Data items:
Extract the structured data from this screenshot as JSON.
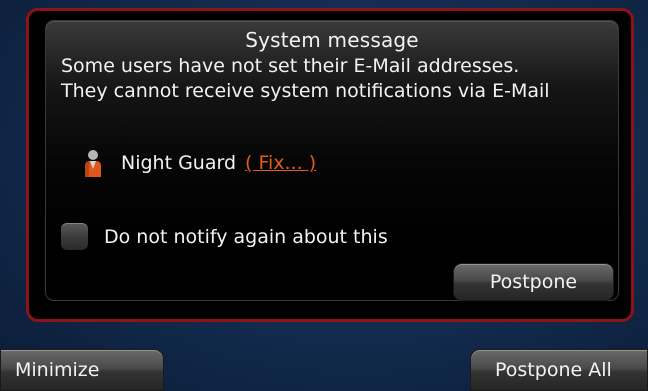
{
  "dialog": {
    "title": "System message",
    "message_line1": "Some users have not set their E-Mail addresses.",
    "message_line2": "They cannot receive system notifications via E-Mail",
    "user": {
      "icon": "user-icon",
      "name": "Night Guard",
      "fix_link": "( Fix... )"
    },
    "checkbox": {
      "label": "Do not notify again about this",
      "checked": false
    },
    "postpone_label": "Postpone"
  },
  "footer": {
    "minimize_label": "Minimize",
    "postpone_all_label": "Postpone All"
  },
  "colors": {
    "frame_border": "#8e1218",
    "link": "#e25a1c",
    "background": "#122a4c"
  }
}
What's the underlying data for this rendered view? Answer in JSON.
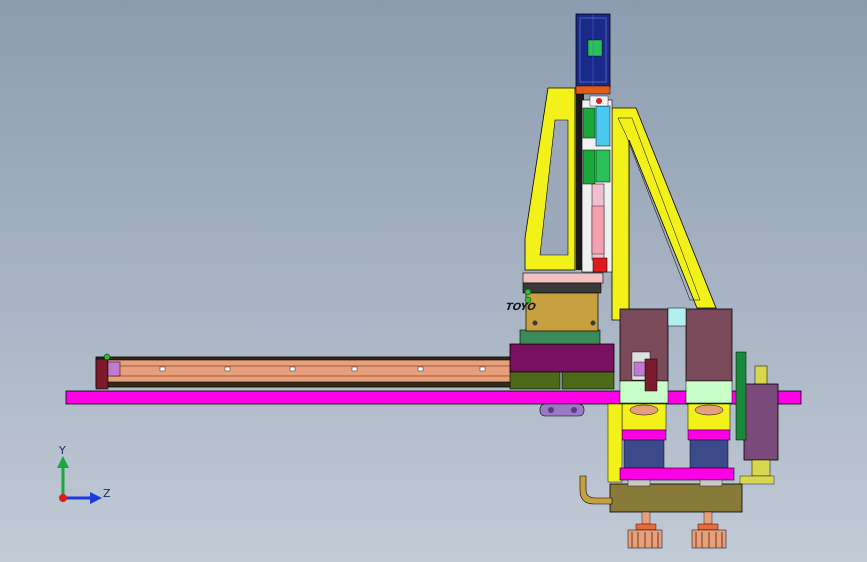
{
  "viewport": {
    "type": "CAD 3D viewport",
    "background": "gradient-blue-gray"
  },
  "model": {
    "logo_text": "TOYO",
    "parts": [
      "base-plate",
      "linear-rail",
      "rail-carriage",
      "vertical-frame",
      "vertical-motor",
      "vertical-axis-module",
      "diagonal-brace",
      "gripper-cylinder-left",
      "gripper-cylinder-right",
      "side-motor",
      "gripper-head",
      "vacuum-cup-left",
      "vacuum-cup-right",
      "elbow-fitting"
    ]
  },
  "triad": {
    "y_label": "Y",
    "z_label": "Z",
    "x_marker": "red-dot"
  },
  "colors": {
    "magenta": "#ff00e6",
    "yellow": "#f2f21a",
    "copper": "#e8a07c",
    "olive": "#8a7a3a",
    "purple": "#7a1060",
    "mauve": "#7a4a5a",
    "navy": "#1a2a8a",
    "green": "#1aa83a",
    "gold": "#c8a040"
  }
}
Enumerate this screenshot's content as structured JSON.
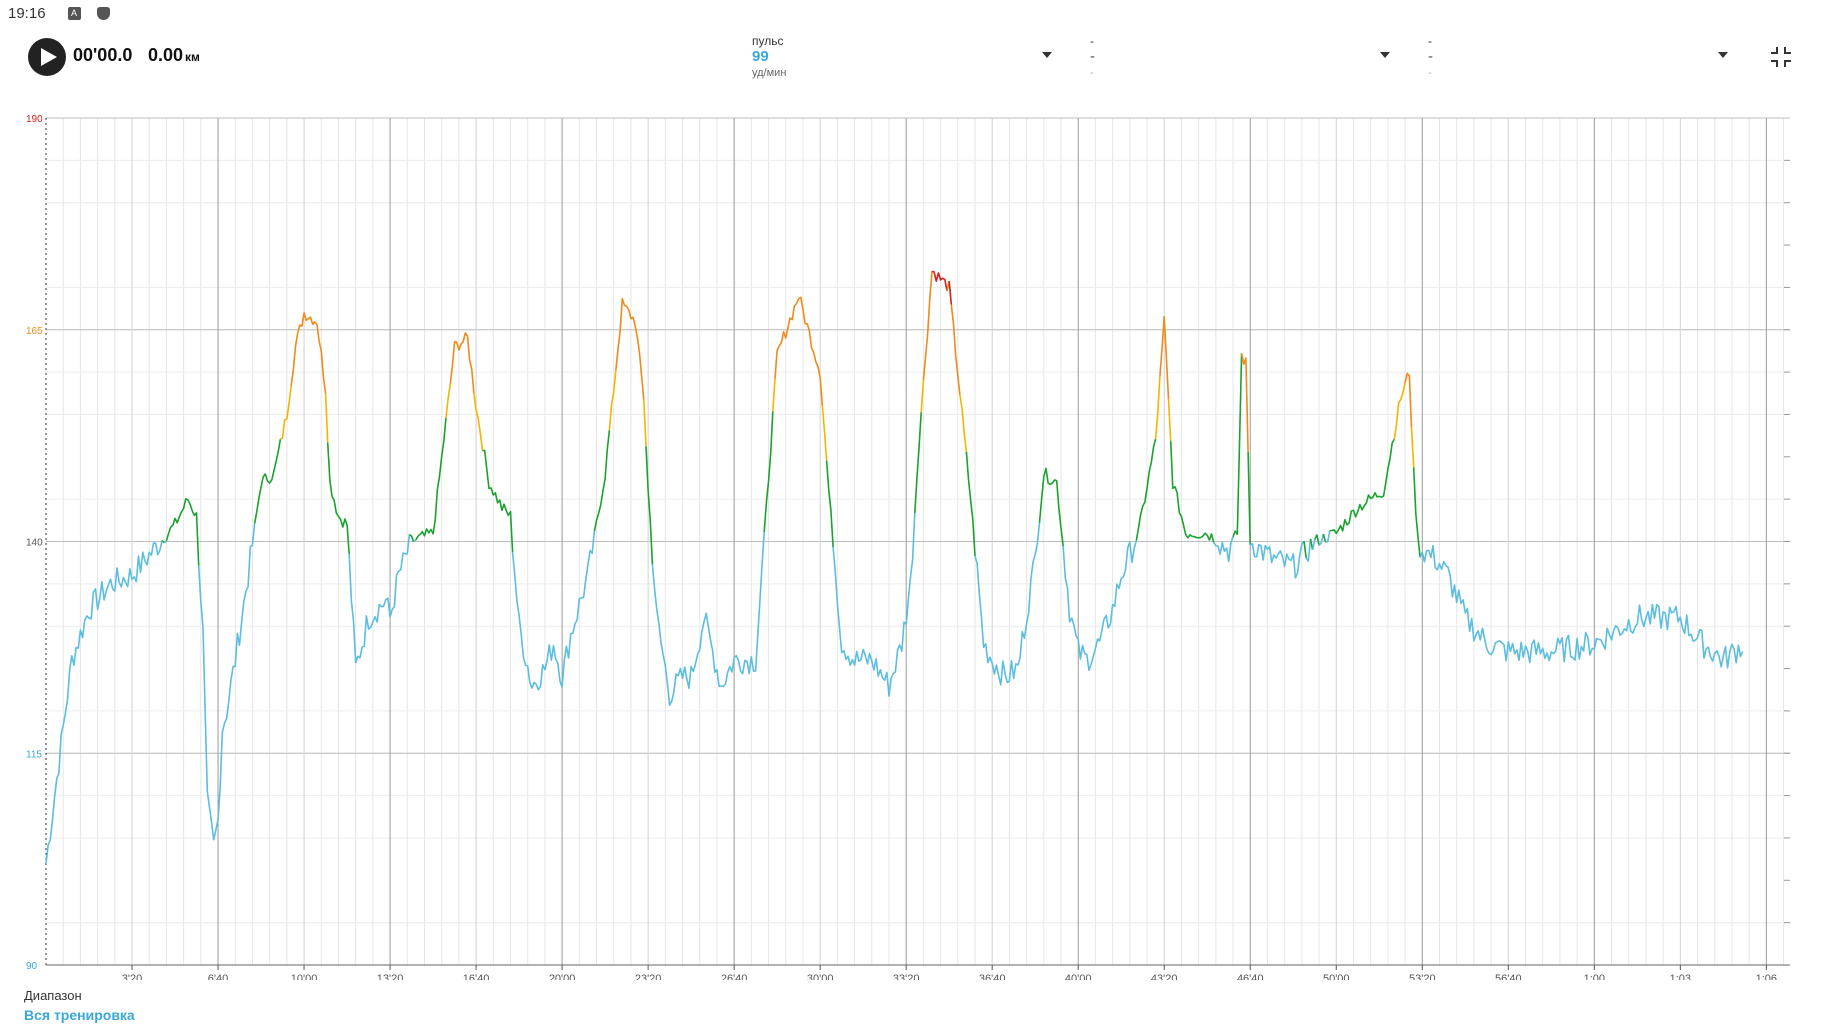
{
  "status_bar": {
    "time": "19:16",
    "icons": [
      "notification-a-icon",
      "shield-icon"
    ]
  },
  "player": {
    "elapsed": "00'00.0",
    "distance": "0.00",
    "distance_unit": "км"
  },
  "metrics": [
    {
      "label": "пульс",
      "value": "99",
      "unit": "уд/мин"
    },
    {
      "label": "-",
      "value": "-",
      "unit": "-"
    },
    {
      "label": "-",
      "value": "-",
      "unit": "-"
    }
  ],
  "range": {
    "label": "Диапазон",
    "value": "Вся тренировка"
  },
  "colors": {
    "accent": "#3aa8d8",
    "zone_low": "#5bbde0",
    "zone_green": "#1aa22e",
    "zone_yellow": "#f5b400",
    "zone_orange": "#f08a18",
    "zone_red": "#d81e1e"
  },
  "chart_data": {
    "type": "line",
    "title": "",
    "xlabel": "",
    "ylabel": "",
    "y_tick_labels": [
      {
        "label": "190",
        "value": 190,
        "color": "#d81e1e"
      },
      {
        "label": "165",
        "value": 165,
        "color": "#f08a18"
      },
      {
        "label": "140",
        "value": 140,
        "color": "#555555"
      },
      {
        "label": "115",
        "value": 115,
        "color": "#3aa8d8"
      },
      {
        "label": "90",
        "value": 90,
        "color": "#3aa8d8"
      }
    ],
    "ylim": [
      90,
      190
    ],
    "x_tick_labels": [
      "3'20",
      "6'40",
      "10'00",
      "13'20",
      "16'40",
      "20'00",
      "23'20",
      "26'40",
      "30'00",
      "33'20",
      "36'40",
      "40'00",
      "43'20",
      "46'40",
      "50'00",
      "53'20",
      "56'40",
      "1:00",
      "1:03",
      "1:06"
    ],
    "x_tick_seconds": [
      200,
      400,
      600,
      800,
      1000,
      1200,
      1400,
      1600,
      1800,
      2000,
      2200,
      2400,
      2600,
      2800,
      3000,
      3200,
      3400,
      3600,
      3800,
      4000
    ],
    "xlim_seconds": [
      0,
      4055
    ],
    "grid": true,
    "series": [
      {
        "x_seconds": [
          0,
          30,
          60,
          100,
          150,
          200,
          250,
          300,
          330,
          350,
          365,
          375,
          390,
          400,
          410,
          420,
          440,
          470,
          500,
          530,
          560,
          580,
          600,
          630,
          650,
          660,
          670,
          680,
          700,
          720,
          750,
          770,
          790,
          800,
          820,
          850,
          900,
          950,
          980,
          1000,
          1030,
          1060,
          1080,
          1100,
          1130,
          1160,
          1180,
          1200,
          1220,
          1260,
          1300,
          1340,
          1370,
          1390,
          1400,
          1420,
          1450,
          1480,
          1500,
          1530,
          1570,
          1600,
          1650,
          1700,
          1750,
          1800,
          1820,
          1850,
          1880,
          1920,
          1960,
          1990,
          2010,
          2030,
          2060,
          2100,
          2150,
          2180,
          2200,
          2230,
          2260,
          2300,
          2320,
          2350,
          2380,
          2400,
          2420,
          2450,
          2480,
          2500,
          2540,
          2580,
          2600,
          2620,
          2650,
          2700,
          2750,
          2760,
          2770,
          2780,
          2790,
          2800,
          2850,
          2900,
          2950,
          3000,
          3050,
          3080,
          3110,
          3150,
          3170,
          3180,
          3190,
          3200,
          3230,
          3260,
          3300,
          3350,
          3400,
          3500,
          3600,
          3700,
          3800,
          3850,
          3900,
          3950,
          4000,
          4055
        ],
        "y_values": [
          102,
          114,
          126,
          132,
          135,
          136,
          139,
          142,
          145,
          143,
          129,
          109,
          104,
          107,
          118,
          120,
          126,
          136,
          147,
          148,
          155,
          163,
          167,
          166,
          158,
          147,
          145,
          143,
          142,
          125,
          131,
          132,
          133,
          131,
          136,
          140,
          141,
          163,
          164,
          156,
          147,
          144,
          143,
          130,
          123,
          125,
          128,
          124,
          129,
          136,
          148,
          168,
          166,
          157,
          146,
          131,
          122,
          124,
          124,
          131,
          123,
          126,
          126,
          162,
          169,
          160,
          146,
          128,
          126,
          126,
          123,
          128,
          135,
          152,
          172,
          170,
          145,
          128,
          126,
          124,
          125,
          138,
          148,
          147,
          132,
          127,
          126,
          128,
          132,
          136,
          141,
          152,
          166,
          147,
          141,
          141,
          139,
          140,
          141,
          162,
          161,
          140,
          138,
          137,
          140,
          141,
          144,
          145,
          146,
          157,
          160,
          148,
          140,
          139,
          138,
          136,
          131,
          128,
          127,
          127,
          128,
          131,
          131,
          128,
          126,
          128
        ]
      }
    ]
  }
}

### [Set task]
Gather all the lines that include the word "Mail" and copy them out.

### [Response]
    "message_line1": "Some users have not set their E-Mail addresses.",
    "message_line2": "They cannot receive system notifications via E-Mail",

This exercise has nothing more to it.